**SET TASK:** Return every entry exactly as written.

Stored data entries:
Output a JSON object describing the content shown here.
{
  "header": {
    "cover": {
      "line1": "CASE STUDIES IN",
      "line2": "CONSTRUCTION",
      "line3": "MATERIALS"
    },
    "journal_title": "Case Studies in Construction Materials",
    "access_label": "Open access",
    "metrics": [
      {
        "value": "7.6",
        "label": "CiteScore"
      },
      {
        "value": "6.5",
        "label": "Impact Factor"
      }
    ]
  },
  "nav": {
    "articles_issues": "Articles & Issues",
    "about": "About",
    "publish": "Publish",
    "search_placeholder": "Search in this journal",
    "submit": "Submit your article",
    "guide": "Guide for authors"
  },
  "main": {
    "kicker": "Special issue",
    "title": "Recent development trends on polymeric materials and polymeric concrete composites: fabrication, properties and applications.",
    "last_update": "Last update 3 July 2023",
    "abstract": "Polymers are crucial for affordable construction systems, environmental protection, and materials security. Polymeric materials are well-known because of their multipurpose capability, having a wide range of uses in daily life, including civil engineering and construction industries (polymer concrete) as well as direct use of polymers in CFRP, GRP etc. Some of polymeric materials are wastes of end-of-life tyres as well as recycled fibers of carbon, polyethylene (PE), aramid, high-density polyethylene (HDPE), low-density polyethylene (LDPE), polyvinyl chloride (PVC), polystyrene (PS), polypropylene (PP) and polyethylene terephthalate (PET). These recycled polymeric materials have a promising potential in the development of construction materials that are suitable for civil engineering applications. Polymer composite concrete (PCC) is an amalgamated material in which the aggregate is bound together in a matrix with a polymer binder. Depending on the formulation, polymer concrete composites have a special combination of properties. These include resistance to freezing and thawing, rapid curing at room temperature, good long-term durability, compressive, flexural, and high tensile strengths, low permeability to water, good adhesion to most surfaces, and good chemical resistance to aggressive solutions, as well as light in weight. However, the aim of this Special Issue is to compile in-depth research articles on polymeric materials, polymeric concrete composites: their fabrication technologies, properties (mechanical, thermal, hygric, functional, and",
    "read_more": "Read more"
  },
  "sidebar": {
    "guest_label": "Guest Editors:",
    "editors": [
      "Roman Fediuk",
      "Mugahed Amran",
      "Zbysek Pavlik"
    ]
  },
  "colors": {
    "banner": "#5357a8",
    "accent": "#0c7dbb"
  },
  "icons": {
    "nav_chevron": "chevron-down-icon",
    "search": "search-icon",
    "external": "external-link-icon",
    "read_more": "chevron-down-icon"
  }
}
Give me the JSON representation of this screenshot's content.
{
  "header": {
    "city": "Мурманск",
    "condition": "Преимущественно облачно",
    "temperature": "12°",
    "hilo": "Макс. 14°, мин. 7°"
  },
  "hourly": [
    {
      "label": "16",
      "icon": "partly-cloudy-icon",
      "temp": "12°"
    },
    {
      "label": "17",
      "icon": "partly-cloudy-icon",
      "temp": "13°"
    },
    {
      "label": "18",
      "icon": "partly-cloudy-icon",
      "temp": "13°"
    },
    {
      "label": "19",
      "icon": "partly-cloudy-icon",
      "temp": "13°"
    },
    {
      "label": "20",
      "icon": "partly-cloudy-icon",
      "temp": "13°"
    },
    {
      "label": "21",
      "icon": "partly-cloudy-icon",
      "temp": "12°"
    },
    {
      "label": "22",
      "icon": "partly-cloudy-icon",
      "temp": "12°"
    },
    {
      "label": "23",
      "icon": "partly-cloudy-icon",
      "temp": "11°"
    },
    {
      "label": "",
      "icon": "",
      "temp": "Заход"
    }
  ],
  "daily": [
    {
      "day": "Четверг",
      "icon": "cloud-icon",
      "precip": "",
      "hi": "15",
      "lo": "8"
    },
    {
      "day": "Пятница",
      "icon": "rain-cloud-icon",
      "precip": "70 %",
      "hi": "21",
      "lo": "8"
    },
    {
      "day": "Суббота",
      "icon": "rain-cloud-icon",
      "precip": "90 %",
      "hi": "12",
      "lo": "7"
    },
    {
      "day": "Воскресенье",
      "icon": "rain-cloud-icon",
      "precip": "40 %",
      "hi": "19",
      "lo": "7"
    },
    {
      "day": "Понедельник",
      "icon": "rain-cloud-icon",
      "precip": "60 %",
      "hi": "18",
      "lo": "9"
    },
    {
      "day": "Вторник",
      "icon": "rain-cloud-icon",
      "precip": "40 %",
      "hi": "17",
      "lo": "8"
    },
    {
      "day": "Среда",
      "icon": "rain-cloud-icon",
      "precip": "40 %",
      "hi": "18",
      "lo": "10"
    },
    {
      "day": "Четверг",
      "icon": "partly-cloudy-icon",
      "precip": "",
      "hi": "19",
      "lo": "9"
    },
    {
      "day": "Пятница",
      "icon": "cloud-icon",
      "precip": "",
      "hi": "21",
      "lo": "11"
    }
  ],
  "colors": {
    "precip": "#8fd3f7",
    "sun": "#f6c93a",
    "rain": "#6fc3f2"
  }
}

**SOLUTION BELOW:**
Output a JSON object describing the content shown here.
{
  "header": {
    "cover": {
      "line1": "CASE STUDIES IN",
      "line2": "CONSTRUCTION",
      "line3": "MATERIALS"
    },
    "journal_title": "Case Studies in Construction Materials",
    "access_label": "Open access",
    "metrics": [
      {
        "value": "7.6",
        "label": "CiteScore"
      },
      {
        "value": "6.5",
        "label": "Impact Factor"
      }
    ]
  },
  "nav": {
    "articles_issues": "Articles & Issues",
    "about": "About",
    "publish": "Publish",
    "search_placeholder": "Search in this journal",
    "submit": "Submit your article",
    "guide": "Guide for authors"
  },
  "main": {
    "kicker": "Special issue",
    "title": "Recent development trends on polymeric materials and polymeric concrete composites: fabrication, properties and applications.",
    "last_update": "Last update 3 July 2023",
    "abstract": "Polymers are crucial for affordable construction systems, environmental protection, and materials security. Polymeric materials are well-known because of their multipurpose capability, having a wide range of uses in daily life, including civil engineering and construction industries (polymer concrete) as well as direct use of polymers in CFRP, GRP etc. Some of polymeric materials are wastes of end-of-life tyres as well as recycled fibers of carbon, polyethylene (PE), aramid, high-density polyethylene (HDPE), low-density polyethylene (LDPE), polyvinyl chloride (PVC), polystyrene (PS), polypropylene (PP) and polyethylene terephthalate (PET). These recycled polymeric materials have a promising potential in the development of construction materials that are suitable for civil engineering applications. Polymer composite concrete (PCC) is an amalgamated material in which the aggregate is bound together in a matrix with a polymer binder. Depending on the formulation, polymer concrete composites have a special combination of properties. These include resistance to freezing and thawing, rapid curing at room temperature, good long-term durability, compressive, flexural, and high tensile strengths, low permeability to water, good adhesion to most surfaces, and good chemical resistance to aggressive solutions, as well as light in weight. However, the aim of this Special Issue is to compile in-depth research articles on polymeric materials, polymeric concrete composites: their fabrication technologies, properties (mechanical, thermal, hygric, functional, and",
    "read_more": "Read more"
  },
  "sidebar": {
    "guest_label": "Guest Editors:",
    "editors": [
      "Roman Fediuk",
      "Mugahed Amran",
      "Zbysek Pavlik"
    ]
  },
  "colors": {
    "banner": "#5357a8",
    "accent": "#0c7dbb"
  },
  "icons": {
    "nav_chevron": "chevron-down-icon",
    "search": "search-icon",
    "external": "external-link-icon",
    "read_more": "chevron-down-icon"
  }
}
Give me the JSON representation of this screenshot's content.
{
  "header": {
    "city": "Мурманск",
    "condition": "Преимущественно облачно",
    "temperature": "12°",
    "hilo": "Макс. 14°, мин. 7°"
  },
  "hourly": [
    {
      "label": "16",
      "icon": "partly-cloudy-icon",
      "temp": "12°"
    },
    {
      "label": "17",
      "icon": "partly-cloudy-icon",
      "temp": "13°"
    },
    {
      "label": "18",
      "icon": "partly-cloudy-icon",
      "temp": "13°"
    },
    {
      "label": "19",
      "icon": "partly-cloudy-icon",
      "temp": "13°"
    },
    {
      "label": "20",
      "icon": "partly-cloudy-icon",
      "temp": "13°"
    },
    {
      "label": "21",
      "icon": "partly-cloudy-icon",
      "temp": "12°"
    },
    {
      "label": "22",
      "icon": "partly-cloudy-icon",
      "temp": "12°"
    },
    {
      "label": "23",
      "icon": "partly-cloudy-icon",
      "temp": "11°"
    },
    {
      "label": "",
      "icon": "",
      "temp": "Заход"
    }
  ],
  "daily": [
    {
      "day": "Четверг",
      "icon": "cloud-icon",
      "precip": "",
      "hi": "15",
      "lo": "8"
    },
    {
      "day": "Пятница",
      "icon": "rain-cloud-icon",
      "precip": "70 %",
      "hi": "21",
      "lo": "8"
    },
    {
      "day": "Суббота",
      "icon": "rain-cloud-icon",
      "precip": "90 %",
      "hi": "12",
      "lo": "7"
    },
    {
      "day": "Воскресенье",
      "icon": "rain-cloud-icon",
      "precip": "40 %",
      "hi": "19",
      "lo": "7"
    },
    {
      "day": "Понедельник",
      "icon": "rain-cloud-icon",
      "precip": "60 %",
      "hi": "18",
      "lo": "9"
    },
    {
      "day": "Вторник",
      "icon": "rain-cloud-icon",
      "precip": "40 %",
      "hi": "17",
      "lo": "8"
    },
    {
      "day": "Среда",
      "icon": "rain-cloud-icon",
      "precip": "40 %",
      "hi": "18",
      "lo": "10"
    },
    {
      "day": "Четверг",
      "icon": "partly-cloudy-icon",
      "precip": "",
      "hi": "19",
      "lo": "9"
    },
    {
      "day": "Пятница",
      "icon": "cloud-icon",
      "precip": "",
      "hi": "21",
      "lo": "11"
    }
  ],
  "colors": {
    "precip": "#8fd3f7",
    "sun": "#f6c93a",
    "rain": "#6fc3f2"
  }
}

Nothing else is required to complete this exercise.